**Directions for this task**: Starting at the line that contains "question-number: 8. [186,864,201,886]" and stopping after the line that contains "category-value: Easy [420,1110,463,1135]", convert only those lines into a JSON list of strings with one string per line, leaving out any blank lines.
======
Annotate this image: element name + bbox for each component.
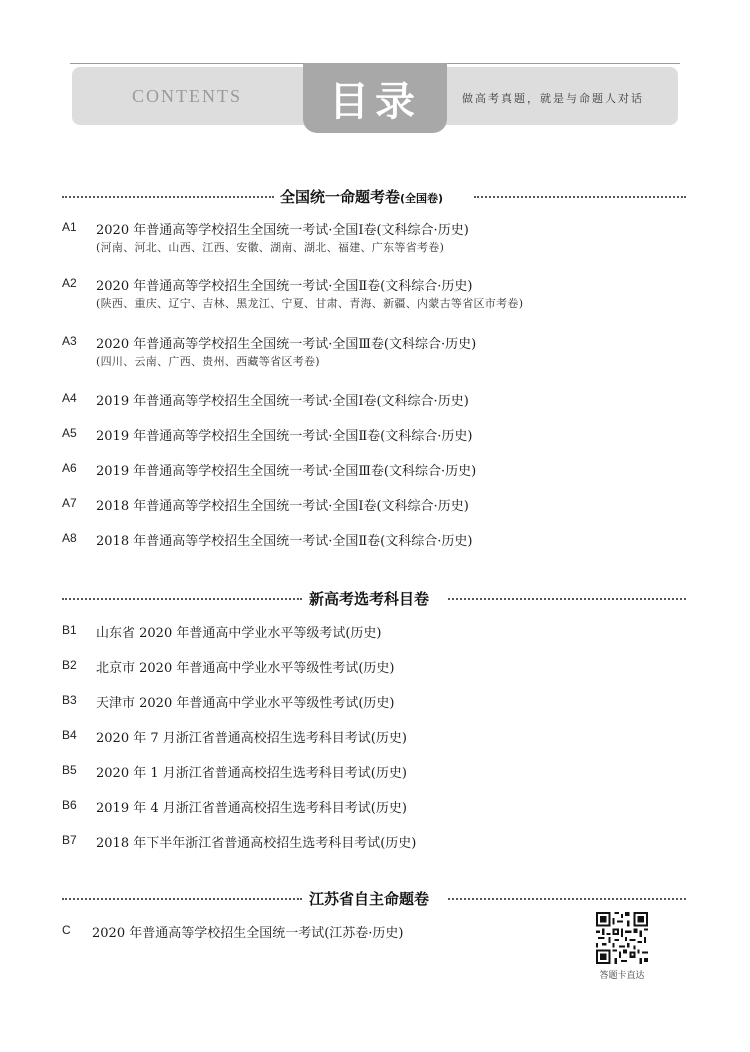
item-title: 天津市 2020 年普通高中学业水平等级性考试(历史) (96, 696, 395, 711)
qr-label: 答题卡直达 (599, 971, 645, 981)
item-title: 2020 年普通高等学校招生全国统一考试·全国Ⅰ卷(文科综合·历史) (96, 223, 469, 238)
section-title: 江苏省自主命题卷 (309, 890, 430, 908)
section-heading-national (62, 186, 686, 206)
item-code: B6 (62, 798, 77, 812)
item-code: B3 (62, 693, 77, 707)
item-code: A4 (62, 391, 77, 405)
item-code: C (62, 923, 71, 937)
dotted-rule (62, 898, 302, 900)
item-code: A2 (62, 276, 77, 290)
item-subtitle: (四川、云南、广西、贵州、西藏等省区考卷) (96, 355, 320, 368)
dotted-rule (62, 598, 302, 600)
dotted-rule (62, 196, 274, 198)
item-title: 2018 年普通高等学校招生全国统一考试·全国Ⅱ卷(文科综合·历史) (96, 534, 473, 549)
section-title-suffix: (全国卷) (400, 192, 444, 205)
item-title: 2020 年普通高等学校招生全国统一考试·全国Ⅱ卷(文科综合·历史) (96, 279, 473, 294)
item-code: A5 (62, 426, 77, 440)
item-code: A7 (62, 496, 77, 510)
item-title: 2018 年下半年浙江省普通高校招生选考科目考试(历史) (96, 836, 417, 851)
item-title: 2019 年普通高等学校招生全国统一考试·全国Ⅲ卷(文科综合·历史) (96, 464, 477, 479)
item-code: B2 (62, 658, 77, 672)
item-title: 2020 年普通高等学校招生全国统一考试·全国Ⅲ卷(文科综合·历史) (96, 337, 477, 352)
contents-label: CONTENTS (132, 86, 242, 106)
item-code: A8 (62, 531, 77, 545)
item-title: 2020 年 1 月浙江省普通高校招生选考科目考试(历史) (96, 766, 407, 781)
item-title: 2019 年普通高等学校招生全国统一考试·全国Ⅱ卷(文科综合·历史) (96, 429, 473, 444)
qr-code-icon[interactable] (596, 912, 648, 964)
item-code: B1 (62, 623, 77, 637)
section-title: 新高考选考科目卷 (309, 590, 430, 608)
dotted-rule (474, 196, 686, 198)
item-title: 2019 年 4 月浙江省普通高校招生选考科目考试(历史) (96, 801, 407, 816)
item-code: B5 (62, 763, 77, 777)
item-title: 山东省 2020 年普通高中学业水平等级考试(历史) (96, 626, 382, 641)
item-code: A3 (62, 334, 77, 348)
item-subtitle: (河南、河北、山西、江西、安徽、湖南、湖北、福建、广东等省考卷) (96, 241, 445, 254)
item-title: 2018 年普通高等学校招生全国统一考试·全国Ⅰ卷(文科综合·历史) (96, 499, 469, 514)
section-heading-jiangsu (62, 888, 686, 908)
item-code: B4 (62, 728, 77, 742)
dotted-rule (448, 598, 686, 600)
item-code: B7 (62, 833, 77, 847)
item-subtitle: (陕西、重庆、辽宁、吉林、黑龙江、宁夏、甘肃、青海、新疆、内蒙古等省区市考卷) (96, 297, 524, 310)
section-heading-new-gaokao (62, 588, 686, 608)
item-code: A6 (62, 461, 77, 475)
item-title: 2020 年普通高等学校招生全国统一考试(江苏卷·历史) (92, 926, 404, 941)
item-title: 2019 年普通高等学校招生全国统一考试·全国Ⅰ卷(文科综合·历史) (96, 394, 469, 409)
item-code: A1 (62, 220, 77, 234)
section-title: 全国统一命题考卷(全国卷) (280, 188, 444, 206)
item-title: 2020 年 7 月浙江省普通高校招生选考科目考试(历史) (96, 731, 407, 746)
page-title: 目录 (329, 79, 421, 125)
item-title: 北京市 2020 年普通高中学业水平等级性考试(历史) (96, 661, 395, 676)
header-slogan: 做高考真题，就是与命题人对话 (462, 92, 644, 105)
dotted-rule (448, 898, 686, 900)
======
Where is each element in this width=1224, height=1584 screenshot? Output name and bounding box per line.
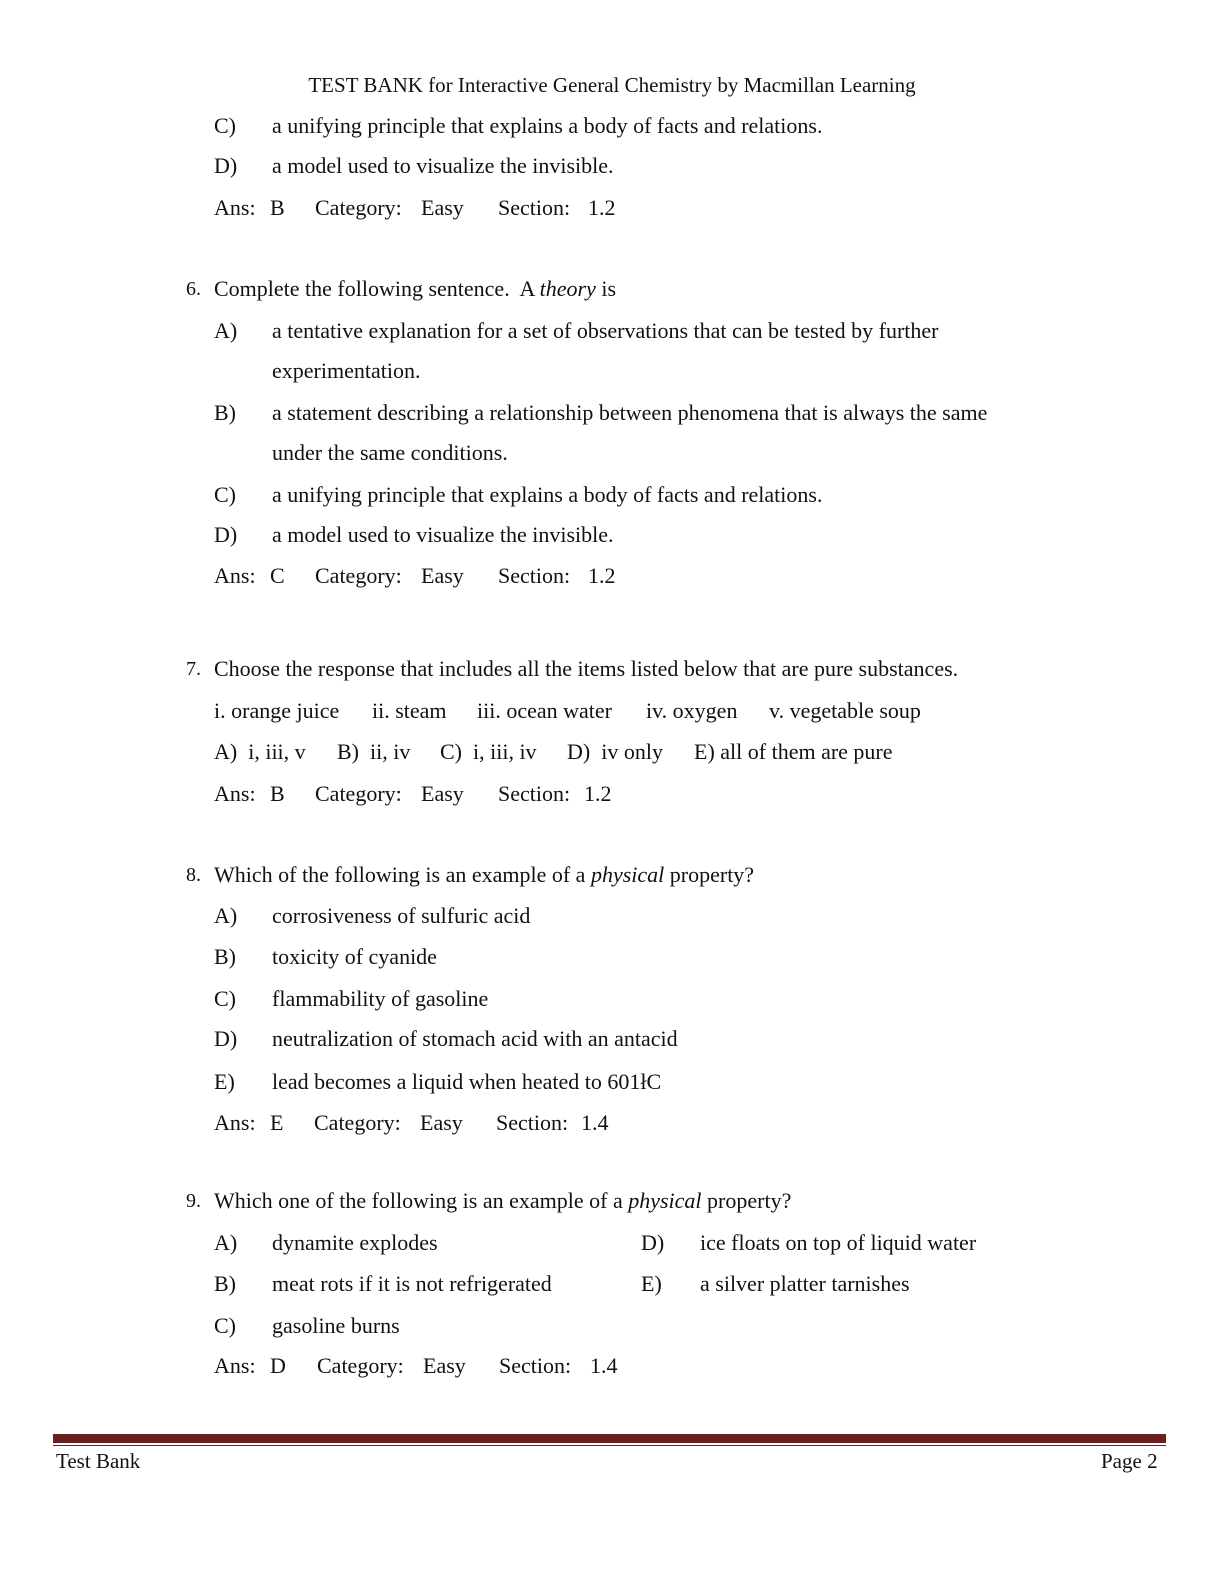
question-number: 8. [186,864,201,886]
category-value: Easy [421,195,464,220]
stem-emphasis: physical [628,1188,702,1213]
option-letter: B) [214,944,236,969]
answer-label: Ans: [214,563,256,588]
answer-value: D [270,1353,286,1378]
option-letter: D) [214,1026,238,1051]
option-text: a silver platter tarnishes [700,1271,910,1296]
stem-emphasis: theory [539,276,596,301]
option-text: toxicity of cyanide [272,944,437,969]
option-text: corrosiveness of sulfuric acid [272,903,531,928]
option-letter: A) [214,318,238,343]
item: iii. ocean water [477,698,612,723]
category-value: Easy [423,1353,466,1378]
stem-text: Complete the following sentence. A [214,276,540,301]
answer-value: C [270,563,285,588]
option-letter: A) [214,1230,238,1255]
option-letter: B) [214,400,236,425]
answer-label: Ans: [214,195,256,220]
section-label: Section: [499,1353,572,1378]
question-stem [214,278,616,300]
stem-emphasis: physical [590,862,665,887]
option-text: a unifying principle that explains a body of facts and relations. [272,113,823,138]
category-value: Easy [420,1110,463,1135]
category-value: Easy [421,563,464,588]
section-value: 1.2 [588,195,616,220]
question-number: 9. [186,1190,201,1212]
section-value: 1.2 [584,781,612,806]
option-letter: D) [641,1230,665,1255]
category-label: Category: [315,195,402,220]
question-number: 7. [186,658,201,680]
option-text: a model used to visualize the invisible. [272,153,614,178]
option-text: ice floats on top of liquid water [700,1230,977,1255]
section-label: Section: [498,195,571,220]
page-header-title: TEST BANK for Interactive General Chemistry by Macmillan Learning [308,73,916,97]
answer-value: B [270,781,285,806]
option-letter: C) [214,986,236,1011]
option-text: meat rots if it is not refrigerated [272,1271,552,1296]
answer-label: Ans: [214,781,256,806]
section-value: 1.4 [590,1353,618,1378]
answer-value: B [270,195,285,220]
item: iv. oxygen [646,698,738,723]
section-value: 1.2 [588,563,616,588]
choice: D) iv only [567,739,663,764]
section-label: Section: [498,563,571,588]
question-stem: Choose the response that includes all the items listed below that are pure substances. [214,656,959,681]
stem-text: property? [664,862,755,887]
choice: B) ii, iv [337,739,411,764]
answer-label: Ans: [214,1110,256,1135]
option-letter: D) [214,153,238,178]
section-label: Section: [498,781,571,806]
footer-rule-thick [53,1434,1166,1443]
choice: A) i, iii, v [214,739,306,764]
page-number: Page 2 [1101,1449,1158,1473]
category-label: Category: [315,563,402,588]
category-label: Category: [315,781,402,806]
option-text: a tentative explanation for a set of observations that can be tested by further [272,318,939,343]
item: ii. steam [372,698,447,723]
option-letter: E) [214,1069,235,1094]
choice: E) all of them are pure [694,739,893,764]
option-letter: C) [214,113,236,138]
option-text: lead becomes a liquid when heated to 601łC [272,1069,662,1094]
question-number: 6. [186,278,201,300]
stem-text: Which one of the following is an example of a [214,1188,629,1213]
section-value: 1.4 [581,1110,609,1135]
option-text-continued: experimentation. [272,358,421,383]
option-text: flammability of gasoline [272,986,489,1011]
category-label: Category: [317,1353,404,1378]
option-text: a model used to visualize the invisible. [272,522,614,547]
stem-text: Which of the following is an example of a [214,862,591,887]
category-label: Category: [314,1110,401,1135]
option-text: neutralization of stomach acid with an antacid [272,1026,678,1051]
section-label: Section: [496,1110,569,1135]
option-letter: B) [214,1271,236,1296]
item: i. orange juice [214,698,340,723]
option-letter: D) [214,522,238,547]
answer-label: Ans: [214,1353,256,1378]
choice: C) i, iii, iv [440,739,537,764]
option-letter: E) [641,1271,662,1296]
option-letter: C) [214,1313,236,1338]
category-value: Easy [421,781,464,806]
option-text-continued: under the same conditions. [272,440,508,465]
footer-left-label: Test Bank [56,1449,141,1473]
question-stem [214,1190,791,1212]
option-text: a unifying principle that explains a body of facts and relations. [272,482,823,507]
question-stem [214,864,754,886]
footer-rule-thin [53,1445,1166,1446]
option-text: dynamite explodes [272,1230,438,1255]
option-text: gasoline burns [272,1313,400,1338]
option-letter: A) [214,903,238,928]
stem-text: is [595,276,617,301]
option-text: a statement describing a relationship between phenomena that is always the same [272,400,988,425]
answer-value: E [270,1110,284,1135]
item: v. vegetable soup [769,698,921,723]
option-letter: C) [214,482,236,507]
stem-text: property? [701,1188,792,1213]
======
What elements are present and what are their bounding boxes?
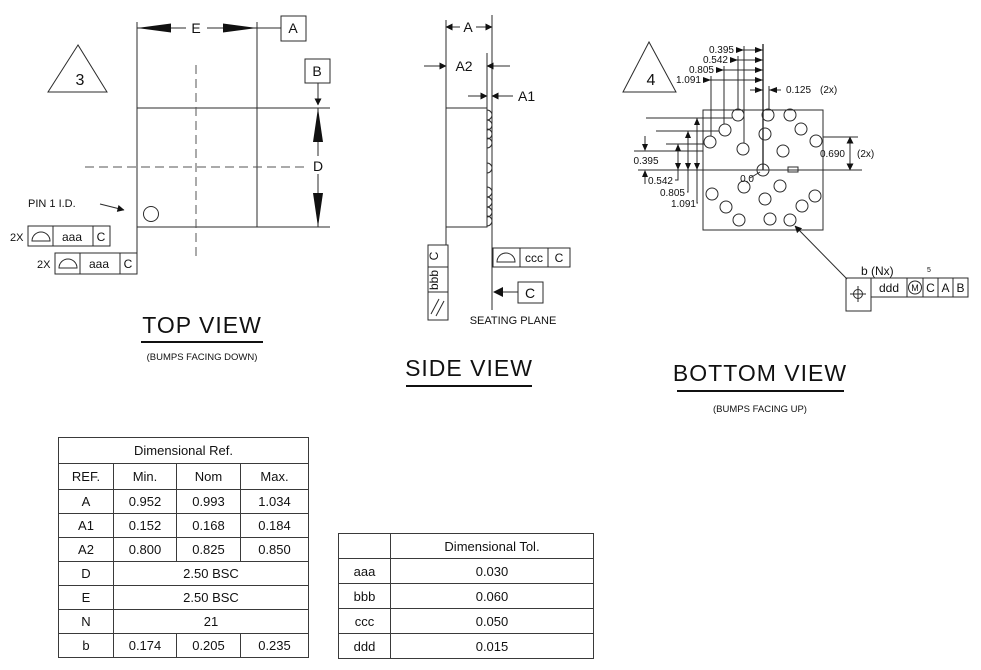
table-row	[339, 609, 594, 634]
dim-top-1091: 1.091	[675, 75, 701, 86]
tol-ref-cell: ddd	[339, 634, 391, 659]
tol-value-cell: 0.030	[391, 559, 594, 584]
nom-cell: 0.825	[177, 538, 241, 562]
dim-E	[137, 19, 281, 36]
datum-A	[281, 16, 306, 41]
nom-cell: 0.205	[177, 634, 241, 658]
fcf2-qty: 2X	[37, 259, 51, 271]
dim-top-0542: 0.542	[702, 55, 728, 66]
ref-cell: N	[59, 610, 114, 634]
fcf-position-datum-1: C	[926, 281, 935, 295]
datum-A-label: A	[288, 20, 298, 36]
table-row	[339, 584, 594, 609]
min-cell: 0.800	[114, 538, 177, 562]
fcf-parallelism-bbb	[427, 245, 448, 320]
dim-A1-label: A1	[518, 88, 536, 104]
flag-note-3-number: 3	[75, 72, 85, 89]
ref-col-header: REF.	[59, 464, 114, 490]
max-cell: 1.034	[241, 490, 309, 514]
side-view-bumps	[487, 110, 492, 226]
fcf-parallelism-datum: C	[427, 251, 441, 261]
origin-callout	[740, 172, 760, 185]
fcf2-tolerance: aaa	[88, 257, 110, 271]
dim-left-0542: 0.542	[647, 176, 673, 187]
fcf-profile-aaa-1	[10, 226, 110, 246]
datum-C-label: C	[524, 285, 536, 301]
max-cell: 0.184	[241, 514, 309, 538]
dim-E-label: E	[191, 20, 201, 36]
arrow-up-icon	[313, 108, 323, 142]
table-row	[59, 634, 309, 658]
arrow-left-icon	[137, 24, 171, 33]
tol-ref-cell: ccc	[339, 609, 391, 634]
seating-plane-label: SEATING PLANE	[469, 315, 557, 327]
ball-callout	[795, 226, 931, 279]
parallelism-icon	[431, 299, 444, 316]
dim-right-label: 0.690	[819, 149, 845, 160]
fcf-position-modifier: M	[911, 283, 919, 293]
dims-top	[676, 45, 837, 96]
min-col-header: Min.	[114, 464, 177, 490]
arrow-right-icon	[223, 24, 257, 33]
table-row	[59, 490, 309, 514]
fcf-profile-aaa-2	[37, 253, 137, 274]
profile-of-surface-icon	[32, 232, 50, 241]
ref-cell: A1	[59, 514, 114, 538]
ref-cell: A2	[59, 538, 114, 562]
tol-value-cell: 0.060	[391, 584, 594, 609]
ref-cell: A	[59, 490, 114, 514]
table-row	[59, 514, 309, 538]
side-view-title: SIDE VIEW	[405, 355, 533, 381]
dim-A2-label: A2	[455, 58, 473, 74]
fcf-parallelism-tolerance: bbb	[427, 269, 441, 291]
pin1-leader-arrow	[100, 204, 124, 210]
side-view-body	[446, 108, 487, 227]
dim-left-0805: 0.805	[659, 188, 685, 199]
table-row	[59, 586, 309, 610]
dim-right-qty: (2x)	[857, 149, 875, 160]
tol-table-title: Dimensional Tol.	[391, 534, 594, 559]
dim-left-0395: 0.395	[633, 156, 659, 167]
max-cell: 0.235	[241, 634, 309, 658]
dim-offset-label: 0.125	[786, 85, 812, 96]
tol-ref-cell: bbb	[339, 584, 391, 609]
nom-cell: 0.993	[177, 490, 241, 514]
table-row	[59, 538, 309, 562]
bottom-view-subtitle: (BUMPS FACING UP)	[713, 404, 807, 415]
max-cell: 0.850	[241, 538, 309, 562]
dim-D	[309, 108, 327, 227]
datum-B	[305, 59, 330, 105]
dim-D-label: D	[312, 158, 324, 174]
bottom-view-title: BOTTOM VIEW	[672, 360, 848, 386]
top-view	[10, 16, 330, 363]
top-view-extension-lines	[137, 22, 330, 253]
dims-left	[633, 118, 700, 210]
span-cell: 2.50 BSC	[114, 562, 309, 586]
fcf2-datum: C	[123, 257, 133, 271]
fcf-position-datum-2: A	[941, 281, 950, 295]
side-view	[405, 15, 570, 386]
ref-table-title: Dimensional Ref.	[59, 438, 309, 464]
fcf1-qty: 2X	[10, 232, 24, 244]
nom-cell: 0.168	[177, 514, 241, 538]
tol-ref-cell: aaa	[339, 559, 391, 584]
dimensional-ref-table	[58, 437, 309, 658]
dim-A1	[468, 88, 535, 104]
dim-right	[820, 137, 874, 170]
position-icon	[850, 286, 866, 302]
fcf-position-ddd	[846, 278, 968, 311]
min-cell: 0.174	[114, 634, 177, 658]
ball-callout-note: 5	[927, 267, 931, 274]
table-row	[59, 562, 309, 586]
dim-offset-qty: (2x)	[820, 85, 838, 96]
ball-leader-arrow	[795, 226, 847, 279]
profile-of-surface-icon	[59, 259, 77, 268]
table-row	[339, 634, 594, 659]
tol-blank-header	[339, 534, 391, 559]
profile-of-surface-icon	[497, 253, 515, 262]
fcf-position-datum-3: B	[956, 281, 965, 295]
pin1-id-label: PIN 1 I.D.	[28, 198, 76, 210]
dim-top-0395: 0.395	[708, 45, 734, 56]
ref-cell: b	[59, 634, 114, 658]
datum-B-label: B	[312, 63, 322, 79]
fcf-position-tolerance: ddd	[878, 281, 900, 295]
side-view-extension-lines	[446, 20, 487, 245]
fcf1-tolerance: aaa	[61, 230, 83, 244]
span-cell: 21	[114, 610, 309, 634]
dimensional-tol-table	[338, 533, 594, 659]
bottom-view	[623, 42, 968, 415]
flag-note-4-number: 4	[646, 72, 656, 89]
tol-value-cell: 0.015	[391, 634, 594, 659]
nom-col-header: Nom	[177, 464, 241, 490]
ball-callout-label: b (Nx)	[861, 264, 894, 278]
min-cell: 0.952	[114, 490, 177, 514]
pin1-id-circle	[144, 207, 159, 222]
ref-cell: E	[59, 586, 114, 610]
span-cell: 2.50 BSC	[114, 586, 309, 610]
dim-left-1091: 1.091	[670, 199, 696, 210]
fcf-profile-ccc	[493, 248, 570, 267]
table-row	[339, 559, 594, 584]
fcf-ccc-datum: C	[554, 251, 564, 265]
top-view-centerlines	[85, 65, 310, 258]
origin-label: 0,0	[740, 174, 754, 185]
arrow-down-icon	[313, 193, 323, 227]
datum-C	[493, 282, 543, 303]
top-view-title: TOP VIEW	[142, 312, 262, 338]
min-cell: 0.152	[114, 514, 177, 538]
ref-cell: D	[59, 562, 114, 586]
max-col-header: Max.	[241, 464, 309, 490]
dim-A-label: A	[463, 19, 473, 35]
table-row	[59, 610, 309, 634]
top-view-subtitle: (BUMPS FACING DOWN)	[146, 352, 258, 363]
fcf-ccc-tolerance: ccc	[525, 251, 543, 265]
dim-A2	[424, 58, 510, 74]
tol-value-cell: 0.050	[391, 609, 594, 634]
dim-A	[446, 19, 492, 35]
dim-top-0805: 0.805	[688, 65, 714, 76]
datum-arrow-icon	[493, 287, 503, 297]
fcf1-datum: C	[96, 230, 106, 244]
======
**Solution to this task**:
[
  "question-number: 8. [186,864,201,886]",
  "category-value: Easy [421,195,464,220]",
  "stem-emphasis: physical [628,1188,702,1213]",
  "option-letter: B) [214,944,236,969]",
  "answer-label: Ans: [214,563,256,588]",
  "answer-value: D [270,1353,286,1378]",
  "option-letter: D) [214,1026,238,1051]",
  "option-text: a silver platter tarnishes [700,1271,910,1296]",
  "stem-emphasis: theory [539,276,596,301]",
  "option-text: toxicity of cyanide [272,944,437,969]",
  "option-text: corrosiveness of sulfuric acid [272,903,531,928]",
  "option-letter: A) [214,318,238,343]",
  "item: iii. ocean water [477,698,612,723]",
  "category-value: Easy [423,1353,466,1378]",
  "stem-text: Complete the following sentence. A [214,276,540,301]",
  "answer-value: C [270,563,285,588]",
  "option-letter: A) [214,1230,238,1255]",
  "option-letter: B) [214,400,236,425]",
  "answer-label: Ans: [214,195,256,220]",
  "section-label: Section: [499,1353,572,1378]",
  "question-stem [214,278,616,300]",
  "stem-emphasis: physical [590,862,665,887]",
  "option-text: a unifying principle that explains a body of facts and relations. [272,113,823,138]",
  "category-value: Easy [420,1110,463,1135]"
]